- WORK INSTRUCTIONS
In the text on cursed paintings, reproduce word for word the stretch that begins with the words containing "Characters in Bill" and ends with "Grand Rapids, Michigan.".

- DOCUMENT SEGMENT
--- START ---

According to urban legend, a particular 1899 copy of Edvard Munch's painting Death and the Child (sometimes known as The Dead Mother) is cursed. Viewers have described the horrified girl's eyes following them as they move, and hearing a soft rustling sound (usually attributed to the eponymous mother's bed sheets) when near the painting. Previous owners of the painting are said to have described the girl disappearing altogether from the canvas.

Munch's mother and sister died of tuberculosis when he was a child, and memories of that trauma were a recurring motif throughout his work. Munch was also influenced by the nihilist Hans Jæger, who urged him to paint his own emotional and psychological state (described as 'soul painting'), leading to his distinctive style.

Since 1918 the painting has been in the collection of the Kunsthalle Bremen.

==The Crying Boy==

Prints of The Crying Boy by 20th-century painter Giovanni Bragolin were blamed for a series of house fires in the 1980s, after prints were found undamaged amidst the ruins of multiple burned houses.

Research at the Building Research Establishment concluded that the prints had been treated with a varnish containing fire retardant, and that the string holding the painting to the wall would be the first to deteriorate, resulting in the painting landing face down on the floor and thus being protected.

==The Hands Resist Him==

Characters in Bill Stoneham's 1972 painting The Hands Resist Him are said to move or leave the painting during the night. It is on display at the Perception Gallery in Grand Rapids, Michigan.

--- END ---

- GIVEN RECORDS
--- START ---

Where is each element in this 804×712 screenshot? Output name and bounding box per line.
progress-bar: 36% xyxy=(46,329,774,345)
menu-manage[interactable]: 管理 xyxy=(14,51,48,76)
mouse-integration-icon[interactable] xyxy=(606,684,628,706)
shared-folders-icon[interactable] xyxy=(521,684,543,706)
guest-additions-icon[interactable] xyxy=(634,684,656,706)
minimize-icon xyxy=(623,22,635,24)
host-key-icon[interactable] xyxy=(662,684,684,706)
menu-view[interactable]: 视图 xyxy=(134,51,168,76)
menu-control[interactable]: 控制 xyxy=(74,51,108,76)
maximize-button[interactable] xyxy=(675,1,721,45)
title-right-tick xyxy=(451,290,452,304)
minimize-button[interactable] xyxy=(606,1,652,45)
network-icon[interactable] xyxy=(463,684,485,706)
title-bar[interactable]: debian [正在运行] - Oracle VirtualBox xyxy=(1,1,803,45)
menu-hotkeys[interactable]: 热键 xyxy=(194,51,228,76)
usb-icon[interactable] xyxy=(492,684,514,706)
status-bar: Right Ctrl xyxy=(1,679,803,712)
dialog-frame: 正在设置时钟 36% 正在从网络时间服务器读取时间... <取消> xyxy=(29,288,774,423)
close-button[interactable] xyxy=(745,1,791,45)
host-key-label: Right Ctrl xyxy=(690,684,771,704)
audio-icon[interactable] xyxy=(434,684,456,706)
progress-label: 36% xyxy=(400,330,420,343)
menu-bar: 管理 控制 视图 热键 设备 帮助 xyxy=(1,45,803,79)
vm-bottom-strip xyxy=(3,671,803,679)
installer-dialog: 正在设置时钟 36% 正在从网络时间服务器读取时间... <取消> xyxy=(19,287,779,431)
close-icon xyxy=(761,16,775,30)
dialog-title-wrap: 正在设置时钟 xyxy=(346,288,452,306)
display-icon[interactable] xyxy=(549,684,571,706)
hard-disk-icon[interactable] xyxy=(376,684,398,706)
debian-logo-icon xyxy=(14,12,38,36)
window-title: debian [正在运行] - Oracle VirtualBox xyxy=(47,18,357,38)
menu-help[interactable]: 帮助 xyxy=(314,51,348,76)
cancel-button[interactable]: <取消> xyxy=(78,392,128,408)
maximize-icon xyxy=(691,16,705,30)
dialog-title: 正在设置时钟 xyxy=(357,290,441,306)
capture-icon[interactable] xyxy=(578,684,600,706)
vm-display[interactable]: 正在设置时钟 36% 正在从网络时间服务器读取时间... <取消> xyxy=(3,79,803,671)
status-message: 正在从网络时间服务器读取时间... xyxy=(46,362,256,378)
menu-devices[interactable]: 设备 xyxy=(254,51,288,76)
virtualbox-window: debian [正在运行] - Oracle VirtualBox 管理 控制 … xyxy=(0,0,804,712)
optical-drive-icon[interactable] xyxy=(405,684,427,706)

--- END ---

- WRITTEN RESPONSE
Characters in Bill Stoneham's 1972 painting The Hands Resist Him are said to move or leave the painting during the night. It is on display at the Perception Gallery in Grand Rapids, Michigan.